PASSAGE FOR REVIEW
Is that mt st. Helen's? great story and deeds for sure.

@handster,
Behind me is Dragontail Peak, 9,000' elevation. For clarity, I added "Dragontail Peak" to my photo description.

Thanks your compliment.

1
2

I once saved an office full of people from an explosion...Not really. I saved a bird once...No, not really. (hangs head in shame) I've never saved any beings in my life (full on snotty-nosed sobbing).

@Hermit
That's hilarious! At age 12, I saved my little brother when he fell through the ice. Have always stayed calm in a crisis.

1

Wow! If I ever hike in the mountains it will be with you. Not trying to get personal here but I would not be prepared, not like that. I am not an idiot, just like to make sure I will get back. Thanks for the picture.

2

I prevented 2 people from killing themself. One I wish did...

I’m sorry. We can’t save everyone.

Please elaborate

@Bignate901 one had a 357 pointed to his head. The other tried to hang himself.

3

Had a couple, one was the usual swimming out to get someone who was swept out in a rip, then had a seizure in the water, not fun on my own I was 16. But a strange one about 10 years back. This woman was walking very close to the edge of a cliff, far too close, (I am scared of heights myself). She obviously wasn't watching where she was going and as I walked past she lost balance, somehow I managed to grab her hand as she went backwards. She gave me the nastiest look then looked behind her, started crying. She had not realised she was on the edge, just not paying attention.

1

Nice! Never saved anyone for certain but know mine has been saved a few times.

2

You are the bomb Kathleen!!! ❤ Great shot!

@McWalsoft
Amazing stories. Good for you!

@Qualia
Thank you. Since I had hypothermia, I read about it in my Mountaineering First Aid book.

(Stored data entries)

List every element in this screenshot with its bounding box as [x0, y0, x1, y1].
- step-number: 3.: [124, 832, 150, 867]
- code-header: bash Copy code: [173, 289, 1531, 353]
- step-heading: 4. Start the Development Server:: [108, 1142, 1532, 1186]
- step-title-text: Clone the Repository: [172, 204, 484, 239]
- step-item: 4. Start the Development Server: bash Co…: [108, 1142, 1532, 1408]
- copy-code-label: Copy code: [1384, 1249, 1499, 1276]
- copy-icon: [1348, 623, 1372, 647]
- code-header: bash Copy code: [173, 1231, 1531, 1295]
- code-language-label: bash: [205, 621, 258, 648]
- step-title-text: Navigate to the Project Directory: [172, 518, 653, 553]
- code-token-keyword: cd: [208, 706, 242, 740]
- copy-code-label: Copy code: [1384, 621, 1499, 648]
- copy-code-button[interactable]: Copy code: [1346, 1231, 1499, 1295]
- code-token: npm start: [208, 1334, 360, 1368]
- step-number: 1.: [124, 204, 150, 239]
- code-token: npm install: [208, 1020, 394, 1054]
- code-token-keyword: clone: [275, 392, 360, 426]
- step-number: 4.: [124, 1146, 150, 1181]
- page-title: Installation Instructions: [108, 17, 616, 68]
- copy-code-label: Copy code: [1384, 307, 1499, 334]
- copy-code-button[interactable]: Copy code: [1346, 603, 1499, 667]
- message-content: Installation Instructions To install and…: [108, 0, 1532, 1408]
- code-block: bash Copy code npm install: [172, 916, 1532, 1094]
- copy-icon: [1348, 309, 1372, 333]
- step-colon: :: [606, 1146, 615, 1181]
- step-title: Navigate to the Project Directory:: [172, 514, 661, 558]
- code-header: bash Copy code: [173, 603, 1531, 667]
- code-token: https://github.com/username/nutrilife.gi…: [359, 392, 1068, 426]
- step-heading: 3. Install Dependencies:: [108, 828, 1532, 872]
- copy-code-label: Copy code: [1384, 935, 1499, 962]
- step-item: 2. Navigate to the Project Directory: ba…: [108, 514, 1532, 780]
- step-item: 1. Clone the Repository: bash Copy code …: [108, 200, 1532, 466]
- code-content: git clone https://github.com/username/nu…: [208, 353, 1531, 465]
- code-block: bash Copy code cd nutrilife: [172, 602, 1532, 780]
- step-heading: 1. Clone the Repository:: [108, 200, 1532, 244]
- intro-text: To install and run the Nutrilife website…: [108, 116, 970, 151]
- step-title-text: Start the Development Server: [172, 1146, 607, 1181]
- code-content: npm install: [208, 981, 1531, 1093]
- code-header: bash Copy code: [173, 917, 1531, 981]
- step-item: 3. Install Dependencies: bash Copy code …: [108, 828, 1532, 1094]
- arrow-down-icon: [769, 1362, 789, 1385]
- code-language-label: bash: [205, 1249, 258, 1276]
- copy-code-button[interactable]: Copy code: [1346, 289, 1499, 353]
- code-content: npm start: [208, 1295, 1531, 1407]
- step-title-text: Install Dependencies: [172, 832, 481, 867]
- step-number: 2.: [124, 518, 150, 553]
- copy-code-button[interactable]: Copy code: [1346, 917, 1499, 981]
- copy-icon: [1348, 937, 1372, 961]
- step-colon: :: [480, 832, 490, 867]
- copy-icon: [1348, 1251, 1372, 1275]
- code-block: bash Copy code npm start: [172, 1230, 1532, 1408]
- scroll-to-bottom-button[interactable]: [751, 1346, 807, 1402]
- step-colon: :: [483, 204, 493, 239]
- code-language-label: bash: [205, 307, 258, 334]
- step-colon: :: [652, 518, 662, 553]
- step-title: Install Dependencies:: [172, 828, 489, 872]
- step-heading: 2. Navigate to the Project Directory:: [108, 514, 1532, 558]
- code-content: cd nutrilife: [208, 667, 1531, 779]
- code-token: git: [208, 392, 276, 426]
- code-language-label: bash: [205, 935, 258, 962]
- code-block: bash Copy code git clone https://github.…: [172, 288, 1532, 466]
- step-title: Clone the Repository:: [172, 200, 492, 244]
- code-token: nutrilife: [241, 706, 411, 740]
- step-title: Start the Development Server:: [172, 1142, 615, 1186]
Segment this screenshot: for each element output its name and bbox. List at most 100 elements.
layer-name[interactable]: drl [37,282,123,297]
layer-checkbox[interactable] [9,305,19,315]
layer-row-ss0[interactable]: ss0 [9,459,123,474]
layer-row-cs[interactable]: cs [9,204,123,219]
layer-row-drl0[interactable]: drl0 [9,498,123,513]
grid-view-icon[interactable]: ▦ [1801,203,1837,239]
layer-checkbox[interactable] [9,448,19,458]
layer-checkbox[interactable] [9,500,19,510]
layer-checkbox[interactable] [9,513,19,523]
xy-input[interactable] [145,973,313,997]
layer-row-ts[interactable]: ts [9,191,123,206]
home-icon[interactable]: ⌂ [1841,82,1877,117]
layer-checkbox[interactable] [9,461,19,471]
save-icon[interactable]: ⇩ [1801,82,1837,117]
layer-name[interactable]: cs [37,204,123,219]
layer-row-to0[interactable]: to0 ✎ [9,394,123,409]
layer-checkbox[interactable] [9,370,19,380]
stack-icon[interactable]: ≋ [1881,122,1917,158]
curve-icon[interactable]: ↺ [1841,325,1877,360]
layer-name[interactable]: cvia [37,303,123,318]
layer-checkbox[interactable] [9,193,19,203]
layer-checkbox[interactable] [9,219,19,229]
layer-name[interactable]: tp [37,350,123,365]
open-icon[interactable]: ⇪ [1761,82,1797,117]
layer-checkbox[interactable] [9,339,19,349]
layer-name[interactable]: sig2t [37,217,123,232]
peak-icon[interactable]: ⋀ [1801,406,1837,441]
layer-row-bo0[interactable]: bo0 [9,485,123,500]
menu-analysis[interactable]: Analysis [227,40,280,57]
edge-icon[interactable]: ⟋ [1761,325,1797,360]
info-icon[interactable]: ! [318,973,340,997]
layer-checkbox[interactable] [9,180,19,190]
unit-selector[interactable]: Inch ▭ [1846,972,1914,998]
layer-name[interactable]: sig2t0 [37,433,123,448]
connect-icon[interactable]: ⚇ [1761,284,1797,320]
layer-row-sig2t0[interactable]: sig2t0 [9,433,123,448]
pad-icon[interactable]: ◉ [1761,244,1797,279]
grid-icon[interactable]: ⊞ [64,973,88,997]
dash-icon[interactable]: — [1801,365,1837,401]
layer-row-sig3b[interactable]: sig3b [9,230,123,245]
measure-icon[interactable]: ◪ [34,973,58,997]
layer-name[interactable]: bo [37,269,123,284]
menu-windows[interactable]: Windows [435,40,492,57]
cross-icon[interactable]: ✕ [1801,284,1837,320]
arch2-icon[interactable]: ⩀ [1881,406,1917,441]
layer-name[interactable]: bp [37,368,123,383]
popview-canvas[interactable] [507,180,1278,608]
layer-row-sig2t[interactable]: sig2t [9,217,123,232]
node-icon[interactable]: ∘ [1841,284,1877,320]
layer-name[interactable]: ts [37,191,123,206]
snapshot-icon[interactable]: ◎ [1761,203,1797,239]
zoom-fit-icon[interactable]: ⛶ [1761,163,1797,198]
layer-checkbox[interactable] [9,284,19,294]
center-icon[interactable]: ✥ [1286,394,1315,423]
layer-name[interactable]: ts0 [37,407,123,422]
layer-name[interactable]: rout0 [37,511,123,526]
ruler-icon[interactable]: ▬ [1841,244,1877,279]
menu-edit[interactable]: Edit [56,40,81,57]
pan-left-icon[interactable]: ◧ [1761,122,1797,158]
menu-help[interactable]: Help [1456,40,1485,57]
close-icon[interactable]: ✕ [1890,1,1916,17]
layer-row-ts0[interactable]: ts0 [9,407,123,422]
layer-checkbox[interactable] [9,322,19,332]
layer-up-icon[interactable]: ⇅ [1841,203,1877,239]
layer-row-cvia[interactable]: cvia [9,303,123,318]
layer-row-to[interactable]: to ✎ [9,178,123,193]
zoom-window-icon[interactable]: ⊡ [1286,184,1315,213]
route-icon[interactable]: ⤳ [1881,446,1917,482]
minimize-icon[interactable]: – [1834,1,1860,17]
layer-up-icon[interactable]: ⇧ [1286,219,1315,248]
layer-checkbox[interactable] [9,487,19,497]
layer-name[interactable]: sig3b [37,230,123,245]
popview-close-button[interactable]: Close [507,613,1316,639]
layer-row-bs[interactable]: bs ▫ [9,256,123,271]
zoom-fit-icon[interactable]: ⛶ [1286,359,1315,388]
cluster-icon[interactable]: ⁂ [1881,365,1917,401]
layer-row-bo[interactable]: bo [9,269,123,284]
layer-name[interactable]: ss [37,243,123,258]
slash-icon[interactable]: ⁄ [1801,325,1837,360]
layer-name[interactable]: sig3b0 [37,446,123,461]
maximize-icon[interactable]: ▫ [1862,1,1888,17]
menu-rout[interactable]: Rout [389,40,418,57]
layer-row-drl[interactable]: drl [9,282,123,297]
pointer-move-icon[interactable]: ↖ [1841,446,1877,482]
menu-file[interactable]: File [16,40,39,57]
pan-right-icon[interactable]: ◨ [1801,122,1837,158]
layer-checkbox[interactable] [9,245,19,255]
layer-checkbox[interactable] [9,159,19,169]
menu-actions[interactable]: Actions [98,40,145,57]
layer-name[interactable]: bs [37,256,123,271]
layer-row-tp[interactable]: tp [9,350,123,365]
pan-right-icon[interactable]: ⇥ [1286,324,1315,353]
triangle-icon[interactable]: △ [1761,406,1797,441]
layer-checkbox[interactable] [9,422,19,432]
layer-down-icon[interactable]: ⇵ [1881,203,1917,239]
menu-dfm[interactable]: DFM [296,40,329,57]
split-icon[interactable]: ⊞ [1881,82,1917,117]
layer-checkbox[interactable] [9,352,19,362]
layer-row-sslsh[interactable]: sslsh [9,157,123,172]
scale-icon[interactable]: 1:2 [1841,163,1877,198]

TASK OBJECTIVE
Answer these questions from the comment thread:
(a) What peak stands behind the photo's poster, and at what elevation?
(b) At what age did a commenter save a little brother, and what had happened to him?
(c) How old was the commenter who swam out alone to reach someone swept out in a rip?
These lines have no connection to the comment thread.

FINISHED EXERCISE
(a) Dragontail Peak, at 9,000' elevation.
(b) At age 12; the brother had fallen through the ice.
(c) 16.